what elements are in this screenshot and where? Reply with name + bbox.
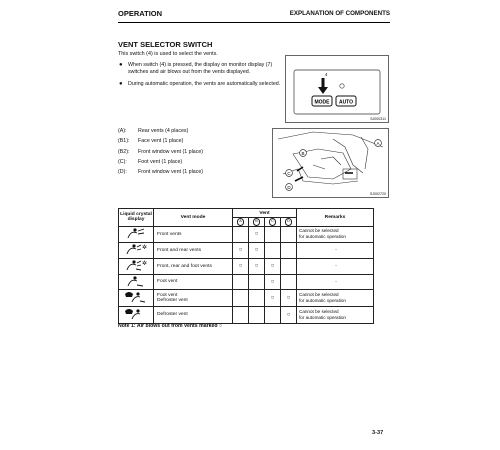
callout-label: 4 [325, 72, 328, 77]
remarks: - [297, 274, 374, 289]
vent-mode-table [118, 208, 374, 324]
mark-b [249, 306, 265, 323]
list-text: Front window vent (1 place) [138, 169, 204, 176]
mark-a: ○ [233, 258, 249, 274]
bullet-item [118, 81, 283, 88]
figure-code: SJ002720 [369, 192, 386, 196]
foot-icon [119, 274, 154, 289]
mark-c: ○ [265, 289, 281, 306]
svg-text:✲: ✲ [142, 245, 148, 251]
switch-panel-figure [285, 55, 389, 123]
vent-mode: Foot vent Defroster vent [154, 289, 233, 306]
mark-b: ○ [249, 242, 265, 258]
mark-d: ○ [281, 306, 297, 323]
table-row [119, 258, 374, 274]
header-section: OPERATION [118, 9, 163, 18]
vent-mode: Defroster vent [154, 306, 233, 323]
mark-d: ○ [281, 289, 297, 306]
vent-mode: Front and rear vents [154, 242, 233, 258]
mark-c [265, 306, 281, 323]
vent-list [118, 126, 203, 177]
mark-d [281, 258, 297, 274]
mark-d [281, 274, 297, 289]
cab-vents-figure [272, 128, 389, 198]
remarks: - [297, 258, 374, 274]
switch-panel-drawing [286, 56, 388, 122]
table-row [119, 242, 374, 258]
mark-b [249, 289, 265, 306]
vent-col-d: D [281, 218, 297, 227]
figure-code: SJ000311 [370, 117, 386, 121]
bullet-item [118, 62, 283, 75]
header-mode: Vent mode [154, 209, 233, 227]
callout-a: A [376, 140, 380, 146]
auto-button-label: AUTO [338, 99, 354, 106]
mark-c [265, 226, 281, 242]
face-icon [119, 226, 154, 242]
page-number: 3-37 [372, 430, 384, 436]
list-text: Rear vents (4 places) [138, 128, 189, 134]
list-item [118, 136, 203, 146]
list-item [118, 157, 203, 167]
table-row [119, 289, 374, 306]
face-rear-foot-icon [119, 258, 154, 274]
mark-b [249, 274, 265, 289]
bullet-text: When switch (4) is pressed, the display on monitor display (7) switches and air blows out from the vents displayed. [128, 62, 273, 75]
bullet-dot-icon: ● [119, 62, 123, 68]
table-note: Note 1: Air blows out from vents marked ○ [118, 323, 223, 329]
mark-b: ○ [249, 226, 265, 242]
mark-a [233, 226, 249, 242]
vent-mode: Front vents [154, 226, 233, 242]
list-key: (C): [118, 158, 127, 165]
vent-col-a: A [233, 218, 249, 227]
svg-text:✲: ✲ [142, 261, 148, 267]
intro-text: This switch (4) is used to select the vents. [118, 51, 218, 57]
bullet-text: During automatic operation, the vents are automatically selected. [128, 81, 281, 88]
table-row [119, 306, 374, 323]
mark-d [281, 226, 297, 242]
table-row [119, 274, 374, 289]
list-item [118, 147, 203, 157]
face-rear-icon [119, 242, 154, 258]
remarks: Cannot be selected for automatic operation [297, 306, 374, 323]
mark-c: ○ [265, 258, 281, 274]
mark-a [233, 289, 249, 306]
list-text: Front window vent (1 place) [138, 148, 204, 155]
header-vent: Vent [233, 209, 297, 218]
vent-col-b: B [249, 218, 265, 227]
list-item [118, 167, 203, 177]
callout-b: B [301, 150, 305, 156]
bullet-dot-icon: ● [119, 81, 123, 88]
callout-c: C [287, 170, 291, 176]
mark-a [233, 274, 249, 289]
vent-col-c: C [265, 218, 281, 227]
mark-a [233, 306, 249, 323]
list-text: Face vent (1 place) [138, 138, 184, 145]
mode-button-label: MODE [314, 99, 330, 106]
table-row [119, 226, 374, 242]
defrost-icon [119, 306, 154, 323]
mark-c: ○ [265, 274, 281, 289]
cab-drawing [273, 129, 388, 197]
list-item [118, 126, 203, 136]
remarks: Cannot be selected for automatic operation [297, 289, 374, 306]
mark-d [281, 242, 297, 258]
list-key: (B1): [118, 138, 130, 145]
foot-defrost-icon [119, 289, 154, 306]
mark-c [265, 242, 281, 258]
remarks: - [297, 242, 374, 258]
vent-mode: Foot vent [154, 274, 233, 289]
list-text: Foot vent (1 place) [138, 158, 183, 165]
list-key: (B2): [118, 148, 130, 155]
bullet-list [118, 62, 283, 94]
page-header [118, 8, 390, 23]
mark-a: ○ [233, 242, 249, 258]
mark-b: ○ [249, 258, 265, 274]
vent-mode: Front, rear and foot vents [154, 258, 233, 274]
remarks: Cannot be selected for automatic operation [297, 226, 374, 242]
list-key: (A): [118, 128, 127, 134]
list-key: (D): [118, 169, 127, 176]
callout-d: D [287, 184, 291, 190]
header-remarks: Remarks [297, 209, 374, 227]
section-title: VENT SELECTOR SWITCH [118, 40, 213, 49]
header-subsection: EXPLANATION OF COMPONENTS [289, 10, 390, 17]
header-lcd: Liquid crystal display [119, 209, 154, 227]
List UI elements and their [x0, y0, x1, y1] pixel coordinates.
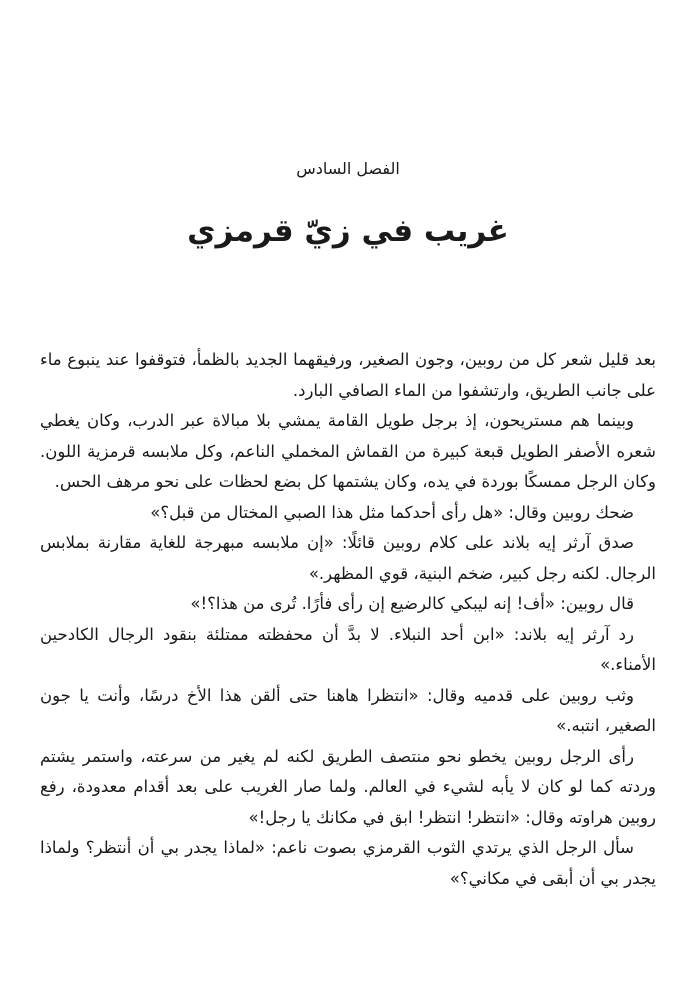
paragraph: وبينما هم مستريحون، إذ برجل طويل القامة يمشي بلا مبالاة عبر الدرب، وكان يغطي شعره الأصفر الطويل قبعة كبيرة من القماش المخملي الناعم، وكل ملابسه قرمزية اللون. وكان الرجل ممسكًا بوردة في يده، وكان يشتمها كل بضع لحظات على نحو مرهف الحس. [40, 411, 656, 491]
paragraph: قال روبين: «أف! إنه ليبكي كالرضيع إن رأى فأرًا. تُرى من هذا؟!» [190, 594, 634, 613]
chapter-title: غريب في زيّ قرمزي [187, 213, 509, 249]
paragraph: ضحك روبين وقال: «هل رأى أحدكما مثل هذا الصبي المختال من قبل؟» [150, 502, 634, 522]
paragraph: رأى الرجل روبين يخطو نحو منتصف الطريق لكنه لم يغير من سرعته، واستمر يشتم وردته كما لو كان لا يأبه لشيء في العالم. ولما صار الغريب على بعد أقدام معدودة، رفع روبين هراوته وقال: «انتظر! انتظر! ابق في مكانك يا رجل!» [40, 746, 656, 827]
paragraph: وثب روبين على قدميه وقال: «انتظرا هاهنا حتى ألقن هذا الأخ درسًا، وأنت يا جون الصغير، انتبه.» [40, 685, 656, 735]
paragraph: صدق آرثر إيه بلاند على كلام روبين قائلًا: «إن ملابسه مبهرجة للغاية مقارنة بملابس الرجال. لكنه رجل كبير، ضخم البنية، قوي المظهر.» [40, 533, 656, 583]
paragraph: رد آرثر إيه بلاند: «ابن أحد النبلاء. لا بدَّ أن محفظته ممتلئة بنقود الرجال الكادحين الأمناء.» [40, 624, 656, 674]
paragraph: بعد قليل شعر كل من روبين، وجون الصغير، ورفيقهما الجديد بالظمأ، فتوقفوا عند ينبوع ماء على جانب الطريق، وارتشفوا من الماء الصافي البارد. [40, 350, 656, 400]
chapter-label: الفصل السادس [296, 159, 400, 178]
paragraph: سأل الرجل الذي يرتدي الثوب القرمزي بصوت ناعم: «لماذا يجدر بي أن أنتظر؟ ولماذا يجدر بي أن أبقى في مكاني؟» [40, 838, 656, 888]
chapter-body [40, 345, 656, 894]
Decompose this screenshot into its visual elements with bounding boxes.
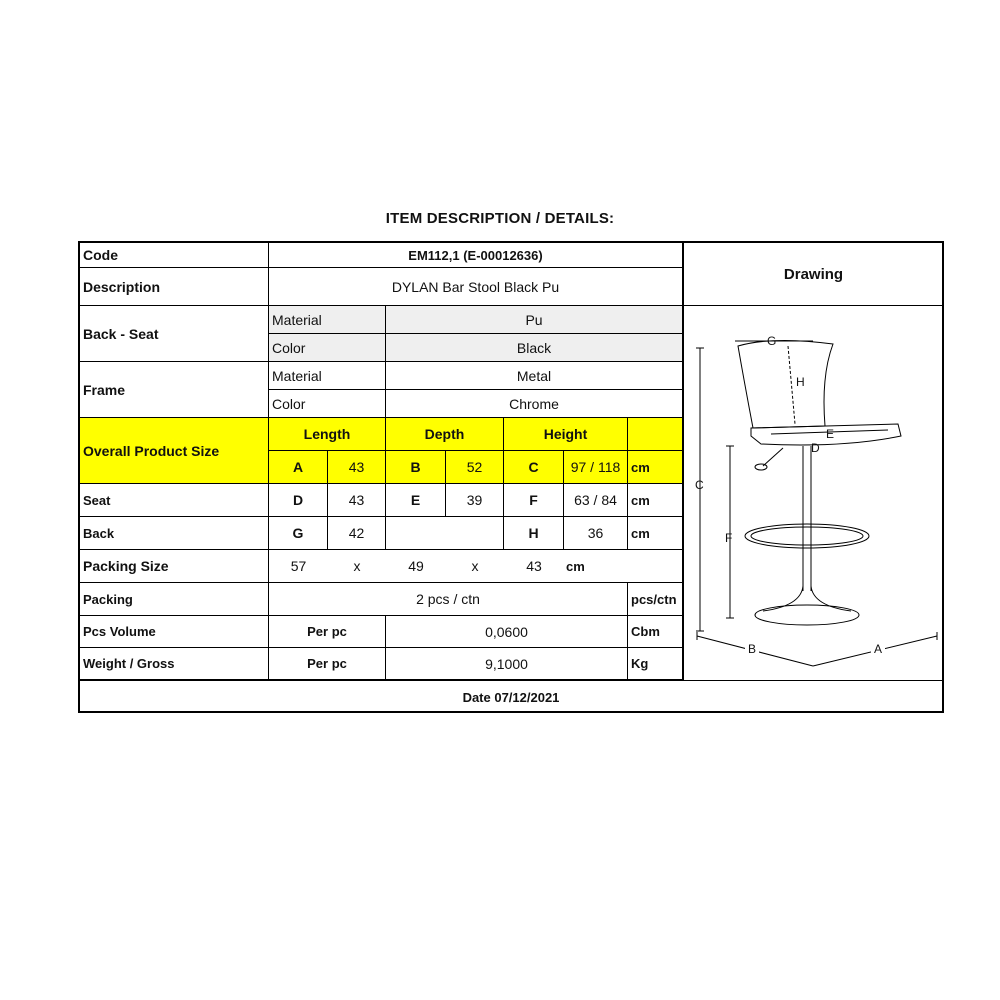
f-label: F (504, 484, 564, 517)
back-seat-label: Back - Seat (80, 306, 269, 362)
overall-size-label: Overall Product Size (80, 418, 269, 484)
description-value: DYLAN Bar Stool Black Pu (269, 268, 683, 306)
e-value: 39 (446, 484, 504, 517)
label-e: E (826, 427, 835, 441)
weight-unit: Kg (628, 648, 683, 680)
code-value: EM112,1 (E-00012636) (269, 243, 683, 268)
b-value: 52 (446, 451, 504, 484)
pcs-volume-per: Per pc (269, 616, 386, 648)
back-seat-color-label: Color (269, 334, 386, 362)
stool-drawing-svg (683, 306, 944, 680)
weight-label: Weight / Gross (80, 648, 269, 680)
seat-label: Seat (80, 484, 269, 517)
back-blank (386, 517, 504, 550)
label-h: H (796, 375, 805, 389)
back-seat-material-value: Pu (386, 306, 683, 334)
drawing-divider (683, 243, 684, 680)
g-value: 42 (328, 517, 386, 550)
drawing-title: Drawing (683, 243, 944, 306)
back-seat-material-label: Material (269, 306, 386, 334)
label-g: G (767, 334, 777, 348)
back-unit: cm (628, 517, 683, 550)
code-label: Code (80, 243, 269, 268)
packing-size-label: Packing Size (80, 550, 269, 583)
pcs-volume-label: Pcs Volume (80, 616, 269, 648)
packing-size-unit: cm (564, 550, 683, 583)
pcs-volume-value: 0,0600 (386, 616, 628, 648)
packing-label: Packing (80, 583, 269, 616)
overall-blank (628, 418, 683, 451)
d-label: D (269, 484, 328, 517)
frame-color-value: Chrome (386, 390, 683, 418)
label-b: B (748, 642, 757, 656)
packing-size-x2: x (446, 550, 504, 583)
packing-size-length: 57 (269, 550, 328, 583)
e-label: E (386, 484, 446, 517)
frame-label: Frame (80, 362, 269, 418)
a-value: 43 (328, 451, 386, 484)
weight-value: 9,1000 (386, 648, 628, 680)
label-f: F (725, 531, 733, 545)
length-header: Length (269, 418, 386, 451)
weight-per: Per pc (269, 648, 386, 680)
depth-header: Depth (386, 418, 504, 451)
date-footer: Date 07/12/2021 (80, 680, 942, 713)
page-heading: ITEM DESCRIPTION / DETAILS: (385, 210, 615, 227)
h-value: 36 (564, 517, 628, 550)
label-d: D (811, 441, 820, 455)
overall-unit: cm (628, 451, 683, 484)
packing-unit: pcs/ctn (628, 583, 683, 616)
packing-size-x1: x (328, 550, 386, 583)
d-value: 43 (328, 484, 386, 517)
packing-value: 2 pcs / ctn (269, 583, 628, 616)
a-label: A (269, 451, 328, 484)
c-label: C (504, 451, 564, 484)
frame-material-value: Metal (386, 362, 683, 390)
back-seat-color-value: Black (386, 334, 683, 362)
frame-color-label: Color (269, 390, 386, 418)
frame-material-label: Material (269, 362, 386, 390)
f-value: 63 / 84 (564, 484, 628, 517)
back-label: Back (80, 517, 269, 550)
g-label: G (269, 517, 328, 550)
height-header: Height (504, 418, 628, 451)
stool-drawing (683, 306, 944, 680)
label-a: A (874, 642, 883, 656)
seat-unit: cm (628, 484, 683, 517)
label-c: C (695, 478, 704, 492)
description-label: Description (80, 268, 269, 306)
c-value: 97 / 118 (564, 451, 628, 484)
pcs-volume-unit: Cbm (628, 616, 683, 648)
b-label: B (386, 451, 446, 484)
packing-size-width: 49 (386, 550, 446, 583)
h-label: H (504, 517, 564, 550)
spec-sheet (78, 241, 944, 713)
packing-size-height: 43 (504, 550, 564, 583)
====================
* _Task brief_: Please tally the lines in the records above that contain the string "from", treating uppercase and lowercase as different, and give only the number.

* _Written solution_: 2